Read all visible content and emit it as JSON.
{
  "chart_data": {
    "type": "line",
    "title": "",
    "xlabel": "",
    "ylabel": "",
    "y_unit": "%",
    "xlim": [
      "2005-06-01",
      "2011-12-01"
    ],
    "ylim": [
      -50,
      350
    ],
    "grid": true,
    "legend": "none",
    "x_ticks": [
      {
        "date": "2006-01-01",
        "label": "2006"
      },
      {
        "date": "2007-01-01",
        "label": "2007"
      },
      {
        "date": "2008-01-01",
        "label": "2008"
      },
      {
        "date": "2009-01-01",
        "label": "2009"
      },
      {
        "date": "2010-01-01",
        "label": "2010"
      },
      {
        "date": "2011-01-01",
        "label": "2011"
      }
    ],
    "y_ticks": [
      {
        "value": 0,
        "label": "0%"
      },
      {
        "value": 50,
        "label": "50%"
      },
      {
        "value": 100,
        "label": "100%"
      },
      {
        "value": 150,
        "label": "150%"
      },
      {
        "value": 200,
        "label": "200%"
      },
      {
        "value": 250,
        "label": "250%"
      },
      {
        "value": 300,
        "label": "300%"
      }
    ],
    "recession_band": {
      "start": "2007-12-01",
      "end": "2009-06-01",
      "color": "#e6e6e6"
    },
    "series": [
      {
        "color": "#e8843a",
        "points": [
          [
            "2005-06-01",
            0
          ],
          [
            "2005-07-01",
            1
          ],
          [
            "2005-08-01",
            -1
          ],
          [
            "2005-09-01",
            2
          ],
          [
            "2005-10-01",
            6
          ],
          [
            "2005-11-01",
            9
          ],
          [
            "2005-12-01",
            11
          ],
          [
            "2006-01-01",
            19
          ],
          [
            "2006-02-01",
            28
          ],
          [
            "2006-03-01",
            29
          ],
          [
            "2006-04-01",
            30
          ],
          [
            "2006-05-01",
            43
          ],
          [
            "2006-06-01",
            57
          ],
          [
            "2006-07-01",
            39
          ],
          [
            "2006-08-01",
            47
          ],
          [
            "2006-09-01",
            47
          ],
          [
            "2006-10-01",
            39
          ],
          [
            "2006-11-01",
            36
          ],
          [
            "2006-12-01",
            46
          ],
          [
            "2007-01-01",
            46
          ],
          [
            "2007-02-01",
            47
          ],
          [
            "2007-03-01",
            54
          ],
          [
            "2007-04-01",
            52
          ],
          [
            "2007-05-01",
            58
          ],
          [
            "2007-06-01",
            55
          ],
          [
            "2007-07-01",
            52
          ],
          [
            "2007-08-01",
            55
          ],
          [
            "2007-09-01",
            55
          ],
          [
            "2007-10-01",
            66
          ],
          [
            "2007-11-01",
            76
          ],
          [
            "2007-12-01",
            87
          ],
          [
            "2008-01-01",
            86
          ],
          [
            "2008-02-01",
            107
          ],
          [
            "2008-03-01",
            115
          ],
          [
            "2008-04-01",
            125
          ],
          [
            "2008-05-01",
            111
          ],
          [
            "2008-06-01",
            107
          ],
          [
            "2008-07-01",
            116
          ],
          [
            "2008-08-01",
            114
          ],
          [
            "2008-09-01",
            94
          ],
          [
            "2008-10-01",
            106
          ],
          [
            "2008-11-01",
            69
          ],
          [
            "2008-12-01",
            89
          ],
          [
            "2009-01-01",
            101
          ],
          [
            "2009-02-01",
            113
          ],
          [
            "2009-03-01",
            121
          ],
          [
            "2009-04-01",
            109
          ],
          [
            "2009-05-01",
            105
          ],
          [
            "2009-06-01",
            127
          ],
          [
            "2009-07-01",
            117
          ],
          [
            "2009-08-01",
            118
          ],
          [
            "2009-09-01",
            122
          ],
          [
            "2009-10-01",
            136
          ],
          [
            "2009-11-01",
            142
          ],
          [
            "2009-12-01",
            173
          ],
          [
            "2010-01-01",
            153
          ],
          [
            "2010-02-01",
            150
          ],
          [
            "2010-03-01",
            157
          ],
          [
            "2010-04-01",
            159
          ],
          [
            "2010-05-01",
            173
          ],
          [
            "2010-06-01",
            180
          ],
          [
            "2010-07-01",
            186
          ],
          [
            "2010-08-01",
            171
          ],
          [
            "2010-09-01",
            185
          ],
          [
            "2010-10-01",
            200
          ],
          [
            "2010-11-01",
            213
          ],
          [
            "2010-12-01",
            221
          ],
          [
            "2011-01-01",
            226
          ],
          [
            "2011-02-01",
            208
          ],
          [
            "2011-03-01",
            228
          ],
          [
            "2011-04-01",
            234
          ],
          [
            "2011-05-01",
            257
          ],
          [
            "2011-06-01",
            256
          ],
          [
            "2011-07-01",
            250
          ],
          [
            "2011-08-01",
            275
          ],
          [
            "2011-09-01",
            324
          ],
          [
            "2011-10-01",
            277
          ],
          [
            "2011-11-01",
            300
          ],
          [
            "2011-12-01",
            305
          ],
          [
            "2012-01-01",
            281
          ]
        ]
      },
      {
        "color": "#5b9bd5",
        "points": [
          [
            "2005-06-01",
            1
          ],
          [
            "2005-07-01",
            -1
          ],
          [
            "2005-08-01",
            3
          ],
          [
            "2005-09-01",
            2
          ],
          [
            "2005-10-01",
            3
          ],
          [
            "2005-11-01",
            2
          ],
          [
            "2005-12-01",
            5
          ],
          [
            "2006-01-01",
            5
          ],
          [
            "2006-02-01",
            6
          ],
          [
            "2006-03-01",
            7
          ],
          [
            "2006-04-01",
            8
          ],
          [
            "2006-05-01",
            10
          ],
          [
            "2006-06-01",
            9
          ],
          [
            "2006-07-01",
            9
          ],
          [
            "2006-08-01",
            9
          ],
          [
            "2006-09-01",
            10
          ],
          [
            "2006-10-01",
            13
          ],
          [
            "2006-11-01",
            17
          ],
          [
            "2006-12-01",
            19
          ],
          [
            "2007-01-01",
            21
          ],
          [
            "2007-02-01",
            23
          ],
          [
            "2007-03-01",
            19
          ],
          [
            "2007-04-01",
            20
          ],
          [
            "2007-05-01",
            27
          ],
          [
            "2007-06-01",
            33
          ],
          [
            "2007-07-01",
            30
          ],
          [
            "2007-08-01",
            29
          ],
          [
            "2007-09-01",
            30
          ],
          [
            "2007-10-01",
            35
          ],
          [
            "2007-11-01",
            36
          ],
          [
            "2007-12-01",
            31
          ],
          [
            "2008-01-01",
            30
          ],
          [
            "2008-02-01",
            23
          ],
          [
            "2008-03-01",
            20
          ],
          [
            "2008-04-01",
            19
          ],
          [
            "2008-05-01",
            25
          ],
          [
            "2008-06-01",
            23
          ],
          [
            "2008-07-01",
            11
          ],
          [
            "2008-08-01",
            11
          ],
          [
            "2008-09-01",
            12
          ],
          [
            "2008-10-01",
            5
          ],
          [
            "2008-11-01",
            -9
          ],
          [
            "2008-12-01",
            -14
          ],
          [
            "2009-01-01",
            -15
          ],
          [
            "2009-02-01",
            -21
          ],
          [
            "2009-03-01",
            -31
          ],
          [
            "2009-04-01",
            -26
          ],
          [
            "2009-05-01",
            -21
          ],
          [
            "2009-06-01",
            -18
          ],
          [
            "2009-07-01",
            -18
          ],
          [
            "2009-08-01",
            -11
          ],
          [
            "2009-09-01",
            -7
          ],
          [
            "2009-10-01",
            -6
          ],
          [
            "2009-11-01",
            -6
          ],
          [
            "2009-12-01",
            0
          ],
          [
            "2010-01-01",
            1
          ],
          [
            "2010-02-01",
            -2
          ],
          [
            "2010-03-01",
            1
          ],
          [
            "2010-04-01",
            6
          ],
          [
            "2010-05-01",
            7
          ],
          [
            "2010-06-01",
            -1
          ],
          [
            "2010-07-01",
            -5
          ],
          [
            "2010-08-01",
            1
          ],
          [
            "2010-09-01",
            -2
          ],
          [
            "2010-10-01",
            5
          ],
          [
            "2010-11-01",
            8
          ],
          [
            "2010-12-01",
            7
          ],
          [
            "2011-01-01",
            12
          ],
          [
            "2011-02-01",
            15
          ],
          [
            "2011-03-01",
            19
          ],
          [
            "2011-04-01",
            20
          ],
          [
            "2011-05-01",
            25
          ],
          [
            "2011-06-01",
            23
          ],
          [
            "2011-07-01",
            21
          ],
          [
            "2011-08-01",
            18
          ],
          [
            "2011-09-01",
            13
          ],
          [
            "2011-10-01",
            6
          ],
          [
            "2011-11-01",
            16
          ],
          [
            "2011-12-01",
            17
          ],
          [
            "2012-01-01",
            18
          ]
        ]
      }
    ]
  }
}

--------------------

▶ _What you should do_
List every line in the records above that contains the word "color".

▶ _Answer to the problem_
      "color": "#e6e6e6"
        "color": "#e8843a",
        "color": "#5b9bd5",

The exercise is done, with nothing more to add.